## What is needed
Give back all the data exactly, line by line.

## Available data

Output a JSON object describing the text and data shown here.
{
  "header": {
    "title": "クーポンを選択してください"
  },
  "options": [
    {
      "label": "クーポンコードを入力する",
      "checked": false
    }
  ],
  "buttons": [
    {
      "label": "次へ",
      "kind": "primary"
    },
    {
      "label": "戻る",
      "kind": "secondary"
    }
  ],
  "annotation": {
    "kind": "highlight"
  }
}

## Complete output
Output a JSON object describing the text and data shown here.
{
  "header": {
    "title": "クーポンを選択してください"
  },
  "options": [
    {
      "label": "クーポンコードを入力する",
      "checked": false
    }
  ],
  "buttons": [
    {
      "label": "次へ",
      "kind": "primary"
    },
    {
      "label": "戻る",
      "kind": "secondary"
    }
  ],
  "annotation": {
    "kind": "highlight"
  }
}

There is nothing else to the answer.